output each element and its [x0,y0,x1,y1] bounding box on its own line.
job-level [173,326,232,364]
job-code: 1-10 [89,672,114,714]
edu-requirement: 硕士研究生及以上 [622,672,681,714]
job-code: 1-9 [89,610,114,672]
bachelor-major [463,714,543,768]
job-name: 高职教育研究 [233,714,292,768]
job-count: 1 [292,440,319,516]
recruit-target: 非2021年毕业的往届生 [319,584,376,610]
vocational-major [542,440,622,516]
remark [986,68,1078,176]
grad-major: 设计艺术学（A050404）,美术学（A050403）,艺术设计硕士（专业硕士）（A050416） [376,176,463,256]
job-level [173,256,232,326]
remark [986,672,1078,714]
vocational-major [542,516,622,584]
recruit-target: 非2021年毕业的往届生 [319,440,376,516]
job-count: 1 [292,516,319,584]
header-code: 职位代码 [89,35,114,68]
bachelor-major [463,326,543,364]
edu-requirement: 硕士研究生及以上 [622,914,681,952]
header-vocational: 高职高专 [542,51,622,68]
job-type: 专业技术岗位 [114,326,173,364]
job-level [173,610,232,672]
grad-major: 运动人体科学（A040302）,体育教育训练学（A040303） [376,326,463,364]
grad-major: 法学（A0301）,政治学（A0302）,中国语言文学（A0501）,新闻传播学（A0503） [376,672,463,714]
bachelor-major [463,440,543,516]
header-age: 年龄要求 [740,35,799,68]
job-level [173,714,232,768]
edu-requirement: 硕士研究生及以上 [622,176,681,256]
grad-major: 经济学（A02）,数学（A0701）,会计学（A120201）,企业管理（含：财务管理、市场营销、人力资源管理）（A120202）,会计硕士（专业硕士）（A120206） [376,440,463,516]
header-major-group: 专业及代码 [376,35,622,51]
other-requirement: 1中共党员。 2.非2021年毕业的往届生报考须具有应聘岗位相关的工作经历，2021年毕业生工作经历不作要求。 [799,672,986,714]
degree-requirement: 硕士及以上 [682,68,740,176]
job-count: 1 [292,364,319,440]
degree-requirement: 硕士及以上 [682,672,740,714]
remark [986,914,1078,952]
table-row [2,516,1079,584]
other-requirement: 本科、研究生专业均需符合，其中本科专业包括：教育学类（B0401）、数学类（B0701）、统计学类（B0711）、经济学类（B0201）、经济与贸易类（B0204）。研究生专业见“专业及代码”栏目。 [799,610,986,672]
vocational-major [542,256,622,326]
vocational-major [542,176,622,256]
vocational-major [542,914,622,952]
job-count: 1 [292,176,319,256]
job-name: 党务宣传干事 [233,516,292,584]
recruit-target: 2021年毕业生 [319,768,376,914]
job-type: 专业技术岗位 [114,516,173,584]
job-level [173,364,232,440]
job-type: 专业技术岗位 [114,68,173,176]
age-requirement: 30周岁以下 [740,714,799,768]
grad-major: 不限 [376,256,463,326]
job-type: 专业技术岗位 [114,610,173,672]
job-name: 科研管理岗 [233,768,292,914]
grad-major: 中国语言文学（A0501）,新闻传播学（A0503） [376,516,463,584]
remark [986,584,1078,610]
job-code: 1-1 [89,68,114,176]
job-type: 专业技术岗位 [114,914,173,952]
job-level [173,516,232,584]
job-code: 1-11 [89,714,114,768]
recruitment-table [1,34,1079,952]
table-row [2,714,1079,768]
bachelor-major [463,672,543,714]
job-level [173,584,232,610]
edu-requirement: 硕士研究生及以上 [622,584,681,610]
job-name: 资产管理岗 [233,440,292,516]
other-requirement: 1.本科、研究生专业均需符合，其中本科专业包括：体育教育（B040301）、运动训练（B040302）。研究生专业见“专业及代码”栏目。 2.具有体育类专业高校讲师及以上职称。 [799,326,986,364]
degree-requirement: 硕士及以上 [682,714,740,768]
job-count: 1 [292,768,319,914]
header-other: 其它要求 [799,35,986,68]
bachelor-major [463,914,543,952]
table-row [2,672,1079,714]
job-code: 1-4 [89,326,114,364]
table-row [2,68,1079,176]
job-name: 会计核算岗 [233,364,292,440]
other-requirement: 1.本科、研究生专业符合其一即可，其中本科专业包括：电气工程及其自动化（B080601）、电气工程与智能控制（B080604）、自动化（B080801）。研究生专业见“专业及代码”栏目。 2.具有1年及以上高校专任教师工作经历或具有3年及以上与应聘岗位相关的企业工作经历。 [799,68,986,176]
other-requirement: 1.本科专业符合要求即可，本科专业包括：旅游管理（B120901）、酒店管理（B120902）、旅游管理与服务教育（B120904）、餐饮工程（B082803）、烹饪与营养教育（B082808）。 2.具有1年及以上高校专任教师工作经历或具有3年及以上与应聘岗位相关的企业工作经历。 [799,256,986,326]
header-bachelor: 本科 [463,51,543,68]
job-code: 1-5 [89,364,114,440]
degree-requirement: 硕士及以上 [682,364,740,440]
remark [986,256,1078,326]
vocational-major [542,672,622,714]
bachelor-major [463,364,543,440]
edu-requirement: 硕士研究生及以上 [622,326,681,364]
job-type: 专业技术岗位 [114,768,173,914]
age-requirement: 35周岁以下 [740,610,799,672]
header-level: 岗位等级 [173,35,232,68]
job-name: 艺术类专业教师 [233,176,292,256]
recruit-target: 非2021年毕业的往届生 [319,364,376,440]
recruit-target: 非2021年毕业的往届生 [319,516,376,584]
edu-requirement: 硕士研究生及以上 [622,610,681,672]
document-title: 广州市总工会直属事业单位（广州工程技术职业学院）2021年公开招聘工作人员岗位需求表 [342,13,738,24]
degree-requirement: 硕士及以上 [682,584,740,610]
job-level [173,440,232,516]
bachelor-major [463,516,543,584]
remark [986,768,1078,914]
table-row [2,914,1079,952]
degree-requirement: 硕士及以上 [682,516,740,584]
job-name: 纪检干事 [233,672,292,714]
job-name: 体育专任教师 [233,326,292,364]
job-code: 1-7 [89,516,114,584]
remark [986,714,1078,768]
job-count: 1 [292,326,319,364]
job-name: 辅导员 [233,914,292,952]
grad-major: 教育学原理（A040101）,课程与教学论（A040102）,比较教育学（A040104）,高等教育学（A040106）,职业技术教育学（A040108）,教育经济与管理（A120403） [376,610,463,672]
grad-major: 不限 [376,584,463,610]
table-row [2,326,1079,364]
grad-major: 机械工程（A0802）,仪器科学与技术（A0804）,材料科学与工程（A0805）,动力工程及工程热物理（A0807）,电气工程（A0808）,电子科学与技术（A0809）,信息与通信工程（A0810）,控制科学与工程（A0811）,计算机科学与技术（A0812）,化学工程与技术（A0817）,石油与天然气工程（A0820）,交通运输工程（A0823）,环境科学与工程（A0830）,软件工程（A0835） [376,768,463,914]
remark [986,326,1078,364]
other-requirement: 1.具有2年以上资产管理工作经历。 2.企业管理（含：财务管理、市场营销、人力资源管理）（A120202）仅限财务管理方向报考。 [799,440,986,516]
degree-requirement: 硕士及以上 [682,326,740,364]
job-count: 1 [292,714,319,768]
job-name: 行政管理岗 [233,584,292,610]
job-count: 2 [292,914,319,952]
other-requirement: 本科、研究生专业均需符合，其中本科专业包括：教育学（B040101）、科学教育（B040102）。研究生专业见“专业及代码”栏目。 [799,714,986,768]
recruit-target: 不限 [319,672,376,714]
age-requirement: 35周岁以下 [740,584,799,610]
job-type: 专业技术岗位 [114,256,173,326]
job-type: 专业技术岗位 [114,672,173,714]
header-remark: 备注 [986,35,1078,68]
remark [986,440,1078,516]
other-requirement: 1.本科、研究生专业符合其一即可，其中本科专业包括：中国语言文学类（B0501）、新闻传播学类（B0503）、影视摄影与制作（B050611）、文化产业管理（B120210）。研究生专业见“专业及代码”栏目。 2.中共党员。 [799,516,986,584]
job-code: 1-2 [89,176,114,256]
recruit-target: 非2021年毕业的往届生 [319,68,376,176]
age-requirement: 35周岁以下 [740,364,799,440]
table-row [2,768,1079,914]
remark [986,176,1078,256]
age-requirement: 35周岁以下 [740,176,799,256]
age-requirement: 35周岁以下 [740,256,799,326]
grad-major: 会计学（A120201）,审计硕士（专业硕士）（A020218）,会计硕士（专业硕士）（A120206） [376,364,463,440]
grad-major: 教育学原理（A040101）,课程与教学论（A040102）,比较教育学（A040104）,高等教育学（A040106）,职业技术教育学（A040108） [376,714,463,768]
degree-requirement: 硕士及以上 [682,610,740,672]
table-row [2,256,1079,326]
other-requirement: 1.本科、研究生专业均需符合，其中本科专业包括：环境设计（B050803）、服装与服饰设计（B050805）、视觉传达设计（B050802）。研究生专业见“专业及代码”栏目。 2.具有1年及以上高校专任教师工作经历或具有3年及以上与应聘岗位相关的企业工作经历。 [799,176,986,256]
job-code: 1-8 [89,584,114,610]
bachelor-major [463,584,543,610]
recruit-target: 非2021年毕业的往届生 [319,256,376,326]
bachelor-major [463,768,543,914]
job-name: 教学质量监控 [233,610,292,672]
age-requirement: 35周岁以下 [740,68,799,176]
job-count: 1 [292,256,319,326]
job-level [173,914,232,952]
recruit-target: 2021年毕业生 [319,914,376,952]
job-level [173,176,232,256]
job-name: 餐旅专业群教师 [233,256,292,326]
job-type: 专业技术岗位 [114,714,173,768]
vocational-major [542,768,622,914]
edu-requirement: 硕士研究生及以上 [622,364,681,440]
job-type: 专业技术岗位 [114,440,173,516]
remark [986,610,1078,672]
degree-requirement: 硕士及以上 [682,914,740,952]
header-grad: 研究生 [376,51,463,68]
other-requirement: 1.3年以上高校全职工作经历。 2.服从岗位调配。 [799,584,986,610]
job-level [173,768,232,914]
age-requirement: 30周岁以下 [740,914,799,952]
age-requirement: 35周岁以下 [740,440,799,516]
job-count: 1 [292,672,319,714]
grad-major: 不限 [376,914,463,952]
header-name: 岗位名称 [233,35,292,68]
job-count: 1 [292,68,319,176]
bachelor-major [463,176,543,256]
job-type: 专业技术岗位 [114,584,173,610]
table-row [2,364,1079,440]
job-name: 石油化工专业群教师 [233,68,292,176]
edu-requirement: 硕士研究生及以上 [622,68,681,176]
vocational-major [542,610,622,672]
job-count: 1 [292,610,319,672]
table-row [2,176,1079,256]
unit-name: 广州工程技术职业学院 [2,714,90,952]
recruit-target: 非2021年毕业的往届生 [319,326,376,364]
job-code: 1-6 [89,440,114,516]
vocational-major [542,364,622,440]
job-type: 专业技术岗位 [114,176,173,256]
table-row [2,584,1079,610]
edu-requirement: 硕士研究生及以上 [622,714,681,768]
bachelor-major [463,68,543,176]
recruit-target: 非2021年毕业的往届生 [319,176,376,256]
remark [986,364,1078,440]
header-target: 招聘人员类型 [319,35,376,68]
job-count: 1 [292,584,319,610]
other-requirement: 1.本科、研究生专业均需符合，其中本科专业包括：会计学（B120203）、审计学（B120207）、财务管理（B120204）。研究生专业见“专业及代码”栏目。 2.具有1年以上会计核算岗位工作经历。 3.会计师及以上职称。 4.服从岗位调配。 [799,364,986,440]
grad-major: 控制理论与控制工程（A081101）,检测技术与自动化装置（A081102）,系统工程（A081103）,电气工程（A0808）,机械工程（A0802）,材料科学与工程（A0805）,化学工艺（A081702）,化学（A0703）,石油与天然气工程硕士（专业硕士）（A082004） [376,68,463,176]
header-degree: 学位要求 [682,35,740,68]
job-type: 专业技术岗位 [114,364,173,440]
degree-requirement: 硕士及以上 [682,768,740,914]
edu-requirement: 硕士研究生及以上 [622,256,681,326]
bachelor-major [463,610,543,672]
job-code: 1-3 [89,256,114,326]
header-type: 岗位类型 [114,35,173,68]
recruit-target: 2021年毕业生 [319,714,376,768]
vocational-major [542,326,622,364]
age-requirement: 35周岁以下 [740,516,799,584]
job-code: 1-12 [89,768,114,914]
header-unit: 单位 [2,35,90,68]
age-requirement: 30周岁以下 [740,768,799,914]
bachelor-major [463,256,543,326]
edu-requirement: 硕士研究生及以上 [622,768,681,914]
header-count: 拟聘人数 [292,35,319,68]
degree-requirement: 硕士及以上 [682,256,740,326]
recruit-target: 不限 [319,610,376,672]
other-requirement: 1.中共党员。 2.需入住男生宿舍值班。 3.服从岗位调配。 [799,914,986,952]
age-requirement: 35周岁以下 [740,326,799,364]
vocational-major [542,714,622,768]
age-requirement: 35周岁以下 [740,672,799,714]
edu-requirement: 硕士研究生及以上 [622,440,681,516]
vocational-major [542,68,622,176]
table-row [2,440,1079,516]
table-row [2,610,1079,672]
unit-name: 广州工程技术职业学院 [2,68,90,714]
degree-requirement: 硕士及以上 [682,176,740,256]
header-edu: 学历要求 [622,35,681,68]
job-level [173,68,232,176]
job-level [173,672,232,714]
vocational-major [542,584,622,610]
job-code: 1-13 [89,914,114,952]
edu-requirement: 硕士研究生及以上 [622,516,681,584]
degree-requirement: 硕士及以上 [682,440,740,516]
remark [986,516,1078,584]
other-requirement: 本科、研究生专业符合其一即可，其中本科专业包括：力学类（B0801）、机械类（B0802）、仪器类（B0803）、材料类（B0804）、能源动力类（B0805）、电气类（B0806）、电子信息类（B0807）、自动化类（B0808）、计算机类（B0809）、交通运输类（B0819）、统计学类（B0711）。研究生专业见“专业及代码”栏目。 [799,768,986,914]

════════

● **Do this**:
Reproduce the material from its first line through the line holding "vocational-major [542,256,622,326]", inclusive, swapping "bachelor-major" for "undergrad-major" and leaving everything else unchanged.

● **Result**:
output each element and its [x0,y0,x1,y1] bounding box on its own line.
job-level [173,326,232,364]
job-code: 1-10 [89,672,114,714]
edu-requirement: 硕士研究生及以上 [622,672,681,714]
job-code: 1-9 [89,610,114,672]
undergrad-major [463,714,543,768]
job-name: 高职教育研究 [233,714,292,768]
job-count: 1 [292,440,319,516]
recruit-target: 非2021年毕业的往届生 [319,584,376,610]
vocational-major [542,440,622,516]
remark [986,68,1078,176]
grad-major: 设计艺术学（A050404）,美术学（A050403）,艺术设计硕士（专业硕士）（A050416） [376,176,463,256]
job-level [173,256,232,326]
remark [986,672,1078,714]
vocational-major [542,516,622,584]
recruit-target: 非2021年毕业的往届生 [319,440,376,516]
job-count: 1 [292,516,319,584]
header-code: 职位代码 [89,35,114,68]
undergrad-major [463,326,543,364]
edu-requirement: 硕士研究生及以上 [622,914,681,952]
header-vocational: 高职高专 [542,51,622,68]
job-type: 专业技术岗位 [114,326,173,364]
job-level [173,610,232,672]
grad-major: 运动人体科学（A040302）,体育教育训练学（A040303） [376,326,463,364]
grad-major: 法学（A0301）,政治学（A0302）,中国语言文学（A0501）,新闻传播学（A0503） [376,672,463,714]
undergrad-major [463,440,543,516]
header-age: 年龄要求 [740,35,799,68]
job-level [173,714,232,768]
edu-requirement: 硕士研究生及以上 [622,176,681,256]
grad-major: 经济学（A02）,数学（A0701）,会计学（A120201）,企业管理（含：财务管理、市场营销、人力资源管理）（A120202）,会计硕士（专业硕士）（A120206） [376,440,463,516]
header-major-group: 专业及代码 [376,35,622,51]
other-requirement: 1中共党员。 2.非2021年毕业的往届生报考须具有应聘岗位相关的工作经历，2021年毕业生工作经历不作要求。 [799,672,986,714]
degree-requirement: 硕士及以上 [682,68,740,176]
job-count: 1 [292,364,319,440]
degree-requirement: 硕士及以上 [682,672,740,714]
remark [986,914,1078,952]
table-row [2,516,1079,584]
other-requirement: 本科、研究生专业均需符合，其中本科专业包括：教育学类（B0401）、数学类（B0701）、统计学类（B0711）、经济学类（B0201）、经济与贸易类（B0204）。研究生专业见“专业及代码”栏目。 [799,610,986,672]
vocational-major [542,256,622,326]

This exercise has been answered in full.